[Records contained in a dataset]
------

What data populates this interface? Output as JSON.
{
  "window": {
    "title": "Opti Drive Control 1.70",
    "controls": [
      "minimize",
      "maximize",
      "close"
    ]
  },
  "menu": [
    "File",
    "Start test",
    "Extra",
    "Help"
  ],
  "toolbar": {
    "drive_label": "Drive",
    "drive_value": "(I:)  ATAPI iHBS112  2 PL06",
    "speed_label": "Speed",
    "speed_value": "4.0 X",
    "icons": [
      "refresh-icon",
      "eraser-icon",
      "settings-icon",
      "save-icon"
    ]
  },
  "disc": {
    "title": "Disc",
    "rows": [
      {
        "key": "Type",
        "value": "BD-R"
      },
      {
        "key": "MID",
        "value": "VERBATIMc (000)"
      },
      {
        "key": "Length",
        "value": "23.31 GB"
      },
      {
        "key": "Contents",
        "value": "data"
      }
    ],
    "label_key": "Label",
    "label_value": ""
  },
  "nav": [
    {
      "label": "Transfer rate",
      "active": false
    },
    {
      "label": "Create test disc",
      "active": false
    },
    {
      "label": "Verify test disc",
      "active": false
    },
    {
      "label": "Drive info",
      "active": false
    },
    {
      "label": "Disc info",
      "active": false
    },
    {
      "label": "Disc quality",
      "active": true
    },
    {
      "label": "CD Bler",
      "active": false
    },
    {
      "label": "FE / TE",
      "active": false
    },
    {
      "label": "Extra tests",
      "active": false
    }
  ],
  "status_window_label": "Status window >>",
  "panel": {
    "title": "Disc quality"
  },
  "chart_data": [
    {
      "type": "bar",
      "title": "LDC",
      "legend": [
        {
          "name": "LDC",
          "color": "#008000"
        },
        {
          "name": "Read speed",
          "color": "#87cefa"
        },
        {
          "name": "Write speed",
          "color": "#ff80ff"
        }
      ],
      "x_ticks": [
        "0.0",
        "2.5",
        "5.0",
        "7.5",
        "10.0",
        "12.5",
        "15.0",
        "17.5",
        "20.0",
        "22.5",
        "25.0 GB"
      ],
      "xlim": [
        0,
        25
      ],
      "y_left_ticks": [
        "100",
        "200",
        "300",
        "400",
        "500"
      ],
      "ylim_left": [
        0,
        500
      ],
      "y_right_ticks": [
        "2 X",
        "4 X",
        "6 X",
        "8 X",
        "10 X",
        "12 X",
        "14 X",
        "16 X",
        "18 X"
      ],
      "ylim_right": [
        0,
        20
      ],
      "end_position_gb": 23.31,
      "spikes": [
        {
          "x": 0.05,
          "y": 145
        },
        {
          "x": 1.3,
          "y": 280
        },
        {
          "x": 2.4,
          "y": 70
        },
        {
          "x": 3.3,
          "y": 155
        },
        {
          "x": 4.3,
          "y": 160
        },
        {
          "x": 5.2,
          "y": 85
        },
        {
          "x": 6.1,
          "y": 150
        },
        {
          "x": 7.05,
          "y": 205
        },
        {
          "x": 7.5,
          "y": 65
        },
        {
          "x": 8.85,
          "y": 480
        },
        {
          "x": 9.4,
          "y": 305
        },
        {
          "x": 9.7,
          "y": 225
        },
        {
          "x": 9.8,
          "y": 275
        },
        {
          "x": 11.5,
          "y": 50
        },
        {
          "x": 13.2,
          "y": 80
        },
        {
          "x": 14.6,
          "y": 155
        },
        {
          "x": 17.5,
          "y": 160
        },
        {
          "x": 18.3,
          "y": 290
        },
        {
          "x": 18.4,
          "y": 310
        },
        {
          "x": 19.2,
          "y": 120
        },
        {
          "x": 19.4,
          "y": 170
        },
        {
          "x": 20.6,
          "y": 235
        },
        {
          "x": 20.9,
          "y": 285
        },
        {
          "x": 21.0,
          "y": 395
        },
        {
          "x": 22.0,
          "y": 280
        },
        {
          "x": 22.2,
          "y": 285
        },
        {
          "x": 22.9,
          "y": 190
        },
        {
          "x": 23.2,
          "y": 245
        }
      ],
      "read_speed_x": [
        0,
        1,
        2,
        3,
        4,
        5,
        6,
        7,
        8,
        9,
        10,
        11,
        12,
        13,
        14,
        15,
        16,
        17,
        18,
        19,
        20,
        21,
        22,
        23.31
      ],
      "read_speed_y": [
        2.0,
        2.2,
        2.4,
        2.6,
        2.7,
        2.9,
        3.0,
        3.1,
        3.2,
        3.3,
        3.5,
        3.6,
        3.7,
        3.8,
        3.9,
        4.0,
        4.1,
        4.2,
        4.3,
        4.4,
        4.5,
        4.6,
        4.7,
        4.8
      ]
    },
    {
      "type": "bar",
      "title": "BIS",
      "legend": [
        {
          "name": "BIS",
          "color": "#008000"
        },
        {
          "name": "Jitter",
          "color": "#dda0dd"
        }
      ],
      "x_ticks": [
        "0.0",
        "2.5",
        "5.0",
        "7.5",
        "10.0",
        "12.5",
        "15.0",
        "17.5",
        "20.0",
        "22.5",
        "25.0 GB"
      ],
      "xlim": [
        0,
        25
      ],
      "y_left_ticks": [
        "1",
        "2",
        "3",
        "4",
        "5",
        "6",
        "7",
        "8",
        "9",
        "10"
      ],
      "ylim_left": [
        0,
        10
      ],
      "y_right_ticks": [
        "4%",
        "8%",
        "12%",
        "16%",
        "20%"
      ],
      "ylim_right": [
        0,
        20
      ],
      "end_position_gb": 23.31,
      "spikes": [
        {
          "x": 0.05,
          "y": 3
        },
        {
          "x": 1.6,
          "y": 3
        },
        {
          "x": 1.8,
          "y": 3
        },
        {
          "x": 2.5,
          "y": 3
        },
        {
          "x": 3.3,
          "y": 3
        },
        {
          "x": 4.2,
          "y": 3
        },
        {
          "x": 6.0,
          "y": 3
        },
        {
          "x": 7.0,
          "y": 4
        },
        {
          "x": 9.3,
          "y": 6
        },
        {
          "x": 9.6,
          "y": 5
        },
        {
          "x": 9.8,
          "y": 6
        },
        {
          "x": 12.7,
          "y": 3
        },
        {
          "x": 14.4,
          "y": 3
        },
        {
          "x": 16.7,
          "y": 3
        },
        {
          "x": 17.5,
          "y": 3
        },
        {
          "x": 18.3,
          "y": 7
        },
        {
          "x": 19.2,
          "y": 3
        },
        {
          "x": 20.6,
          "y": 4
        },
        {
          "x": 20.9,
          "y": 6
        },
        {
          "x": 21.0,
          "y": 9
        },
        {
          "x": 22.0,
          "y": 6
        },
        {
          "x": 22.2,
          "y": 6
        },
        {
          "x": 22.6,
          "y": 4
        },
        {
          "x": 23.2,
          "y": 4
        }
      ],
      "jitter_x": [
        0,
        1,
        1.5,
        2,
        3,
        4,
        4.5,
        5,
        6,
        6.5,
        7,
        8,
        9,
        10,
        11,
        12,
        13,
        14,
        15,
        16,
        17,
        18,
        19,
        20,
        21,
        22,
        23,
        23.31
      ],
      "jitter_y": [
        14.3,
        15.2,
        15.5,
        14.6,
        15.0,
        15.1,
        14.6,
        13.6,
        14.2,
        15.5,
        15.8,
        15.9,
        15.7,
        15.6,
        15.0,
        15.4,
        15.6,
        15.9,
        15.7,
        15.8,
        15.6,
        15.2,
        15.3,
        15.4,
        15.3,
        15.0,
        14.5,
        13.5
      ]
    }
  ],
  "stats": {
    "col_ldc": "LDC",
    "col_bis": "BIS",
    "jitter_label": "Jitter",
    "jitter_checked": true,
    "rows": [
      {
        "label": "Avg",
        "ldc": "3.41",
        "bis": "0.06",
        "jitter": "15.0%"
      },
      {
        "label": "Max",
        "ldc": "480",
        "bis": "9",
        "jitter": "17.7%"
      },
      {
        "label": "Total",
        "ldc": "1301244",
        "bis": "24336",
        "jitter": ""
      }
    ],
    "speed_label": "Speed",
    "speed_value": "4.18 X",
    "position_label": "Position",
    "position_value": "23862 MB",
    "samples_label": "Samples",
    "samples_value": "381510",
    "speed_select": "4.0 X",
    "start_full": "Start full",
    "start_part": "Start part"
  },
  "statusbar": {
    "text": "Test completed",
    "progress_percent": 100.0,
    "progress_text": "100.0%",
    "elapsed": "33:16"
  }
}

------

- _What is asked_
Reproduce each line of the material containing the word "quality".

- _Solution to the exercise_
      "label": "Disc quality",
    "title": "Disc quality"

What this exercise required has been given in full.